§ WHAT THE TASK REQUIRES:
Find the lines with the string "tree" and return them.

§ DATA PROVIDED:
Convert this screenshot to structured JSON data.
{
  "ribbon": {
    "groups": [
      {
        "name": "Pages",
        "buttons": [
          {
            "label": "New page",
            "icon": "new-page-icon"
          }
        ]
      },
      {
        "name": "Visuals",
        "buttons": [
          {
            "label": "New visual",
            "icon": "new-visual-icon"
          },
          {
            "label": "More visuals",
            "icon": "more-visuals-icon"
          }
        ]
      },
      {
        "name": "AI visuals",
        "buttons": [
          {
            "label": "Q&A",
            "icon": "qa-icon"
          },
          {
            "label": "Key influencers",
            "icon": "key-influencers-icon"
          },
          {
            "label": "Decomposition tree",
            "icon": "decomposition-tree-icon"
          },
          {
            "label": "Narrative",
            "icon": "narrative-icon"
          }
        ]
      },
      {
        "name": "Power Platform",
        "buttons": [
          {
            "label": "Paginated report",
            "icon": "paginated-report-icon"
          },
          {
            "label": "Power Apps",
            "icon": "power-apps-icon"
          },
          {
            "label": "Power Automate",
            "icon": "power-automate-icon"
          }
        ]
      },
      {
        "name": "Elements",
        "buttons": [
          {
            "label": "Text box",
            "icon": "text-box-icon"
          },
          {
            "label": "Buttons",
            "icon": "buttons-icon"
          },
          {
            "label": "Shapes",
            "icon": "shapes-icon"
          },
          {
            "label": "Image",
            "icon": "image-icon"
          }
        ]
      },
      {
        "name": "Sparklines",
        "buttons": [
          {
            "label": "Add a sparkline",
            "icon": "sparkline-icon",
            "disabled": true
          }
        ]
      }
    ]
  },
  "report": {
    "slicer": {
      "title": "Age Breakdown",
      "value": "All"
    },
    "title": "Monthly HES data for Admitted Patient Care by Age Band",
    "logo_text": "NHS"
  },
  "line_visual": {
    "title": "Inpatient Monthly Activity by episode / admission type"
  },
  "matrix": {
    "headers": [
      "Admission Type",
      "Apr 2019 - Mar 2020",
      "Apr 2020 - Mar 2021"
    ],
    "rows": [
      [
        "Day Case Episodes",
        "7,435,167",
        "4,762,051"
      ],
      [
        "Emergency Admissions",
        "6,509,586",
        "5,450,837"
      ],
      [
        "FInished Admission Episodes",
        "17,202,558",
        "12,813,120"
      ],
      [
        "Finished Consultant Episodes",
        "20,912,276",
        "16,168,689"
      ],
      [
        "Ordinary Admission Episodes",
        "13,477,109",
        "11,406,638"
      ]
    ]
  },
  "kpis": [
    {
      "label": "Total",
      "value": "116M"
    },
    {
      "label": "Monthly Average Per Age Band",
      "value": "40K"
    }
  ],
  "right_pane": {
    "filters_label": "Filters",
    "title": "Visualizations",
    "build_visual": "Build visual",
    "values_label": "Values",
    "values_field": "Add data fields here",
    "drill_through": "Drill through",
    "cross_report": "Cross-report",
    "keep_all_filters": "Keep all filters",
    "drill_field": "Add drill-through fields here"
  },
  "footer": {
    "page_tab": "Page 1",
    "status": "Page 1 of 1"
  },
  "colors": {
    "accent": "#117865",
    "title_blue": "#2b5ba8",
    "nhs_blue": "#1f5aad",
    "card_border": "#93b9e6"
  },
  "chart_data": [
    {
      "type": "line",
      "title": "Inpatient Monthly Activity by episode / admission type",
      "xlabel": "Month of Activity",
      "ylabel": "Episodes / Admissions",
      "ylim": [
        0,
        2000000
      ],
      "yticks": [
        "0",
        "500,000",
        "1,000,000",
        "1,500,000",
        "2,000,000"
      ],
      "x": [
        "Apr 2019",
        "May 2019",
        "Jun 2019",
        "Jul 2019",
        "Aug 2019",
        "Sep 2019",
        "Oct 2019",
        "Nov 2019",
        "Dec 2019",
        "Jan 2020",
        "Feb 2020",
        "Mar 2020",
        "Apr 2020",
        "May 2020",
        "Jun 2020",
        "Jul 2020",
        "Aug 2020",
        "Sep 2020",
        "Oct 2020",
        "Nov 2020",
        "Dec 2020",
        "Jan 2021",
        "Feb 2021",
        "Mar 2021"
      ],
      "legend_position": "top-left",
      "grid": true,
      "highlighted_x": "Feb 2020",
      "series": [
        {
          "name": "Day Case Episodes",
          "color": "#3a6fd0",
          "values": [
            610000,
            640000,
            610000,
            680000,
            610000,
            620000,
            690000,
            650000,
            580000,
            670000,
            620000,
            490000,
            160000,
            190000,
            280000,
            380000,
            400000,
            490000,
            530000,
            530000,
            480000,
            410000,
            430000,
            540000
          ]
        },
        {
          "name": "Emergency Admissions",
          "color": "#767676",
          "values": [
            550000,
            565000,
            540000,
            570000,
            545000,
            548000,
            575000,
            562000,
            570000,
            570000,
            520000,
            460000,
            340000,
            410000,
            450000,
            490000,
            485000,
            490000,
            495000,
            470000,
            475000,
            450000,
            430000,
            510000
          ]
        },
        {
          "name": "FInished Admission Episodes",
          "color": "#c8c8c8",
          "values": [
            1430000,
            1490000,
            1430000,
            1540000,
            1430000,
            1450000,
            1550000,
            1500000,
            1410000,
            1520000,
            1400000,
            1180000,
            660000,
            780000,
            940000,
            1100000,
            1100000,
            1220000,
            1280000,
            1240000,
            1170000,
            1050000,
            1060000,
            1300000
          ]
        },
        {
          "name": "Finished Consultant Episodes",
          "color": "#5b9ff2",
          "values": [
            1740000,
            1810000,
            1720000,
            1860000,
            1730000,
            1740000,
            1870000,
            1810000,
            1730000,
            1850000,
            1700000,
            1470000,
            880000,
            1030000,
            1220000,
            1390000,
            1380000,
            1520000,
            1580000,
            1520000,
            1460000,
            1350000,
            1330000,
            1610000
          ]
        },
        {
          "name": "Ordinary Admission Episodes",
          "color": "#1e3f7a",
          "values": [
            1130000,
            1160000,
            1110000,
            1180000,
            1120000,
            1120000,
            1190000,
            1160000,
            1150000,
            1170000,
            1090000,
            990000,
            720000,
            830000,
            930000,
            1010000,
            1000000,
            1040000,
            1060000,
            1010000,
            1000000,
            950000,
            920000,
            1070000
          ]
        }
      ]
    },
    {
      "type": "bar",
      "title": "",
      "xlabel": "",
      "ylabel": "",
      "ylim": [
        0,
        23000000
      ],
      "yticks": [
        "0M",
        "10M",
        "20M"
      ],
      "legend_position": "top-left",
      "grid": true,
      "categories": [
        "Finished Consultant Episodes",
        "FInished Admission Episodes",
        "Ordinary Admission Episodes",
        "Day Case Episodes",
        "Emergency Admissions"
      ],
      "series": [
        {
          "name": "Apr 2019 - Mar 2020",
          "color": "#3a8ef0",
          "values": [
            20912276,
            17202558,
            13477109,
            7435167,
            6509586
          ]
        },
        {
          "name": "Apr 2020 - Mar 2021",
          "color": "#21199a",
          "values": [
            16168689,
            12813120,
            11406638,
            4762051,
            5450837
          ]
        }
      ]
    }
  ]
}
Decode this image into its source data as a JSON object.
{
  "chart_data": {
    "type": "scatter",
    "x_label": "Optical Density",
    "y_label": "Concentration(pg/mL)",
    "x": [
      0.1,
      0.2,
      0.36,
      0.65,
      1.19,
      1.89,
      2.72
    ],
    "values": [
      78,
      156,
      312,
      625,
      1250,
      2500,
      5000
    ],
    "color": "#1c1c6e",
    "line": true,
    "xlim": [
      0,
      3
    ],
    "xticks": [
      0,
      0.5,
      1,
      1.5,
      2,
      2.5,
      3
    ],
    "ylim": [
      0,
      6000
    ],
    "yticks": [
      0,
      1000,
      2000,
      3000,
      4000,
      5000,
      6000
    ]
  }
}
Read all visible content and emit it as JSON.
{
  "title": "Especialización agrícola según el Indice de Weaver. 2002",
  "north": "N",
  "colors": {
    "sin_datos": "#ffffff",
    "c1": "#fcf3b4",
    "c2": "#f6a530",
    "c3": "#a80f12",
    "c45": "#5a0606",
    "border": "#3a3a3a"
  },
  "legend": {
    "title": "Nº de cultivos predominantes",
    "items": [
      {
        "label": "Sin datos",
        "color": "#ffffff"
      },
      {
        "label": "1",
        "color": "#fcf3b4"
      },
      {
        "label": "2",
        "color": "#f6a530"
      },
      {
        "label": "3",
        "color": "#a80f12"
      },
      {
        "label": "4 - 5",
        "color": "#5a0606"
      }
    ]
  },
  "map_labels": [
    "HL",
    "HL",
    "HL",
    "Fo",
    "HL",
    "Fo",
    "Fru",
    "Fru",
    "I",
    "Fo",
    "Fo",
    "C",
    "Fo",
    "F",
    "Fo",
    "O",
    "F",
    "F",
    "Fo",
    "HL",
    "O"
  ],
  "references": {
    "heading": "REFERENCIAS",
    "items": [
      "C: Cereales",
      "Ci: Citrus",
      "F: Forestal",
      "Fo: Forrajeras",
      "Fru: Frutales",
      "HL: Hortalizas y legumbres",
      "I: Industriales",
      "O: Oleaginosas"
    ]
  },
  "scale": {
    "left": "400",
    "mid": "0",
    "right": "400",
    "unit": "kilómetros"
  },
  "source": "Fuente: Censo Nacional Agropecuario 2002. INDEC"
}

§ WRITTEN RESPONSE:
            "label": "Decomposition tree",
            "icon": "decomposition-tree-icon"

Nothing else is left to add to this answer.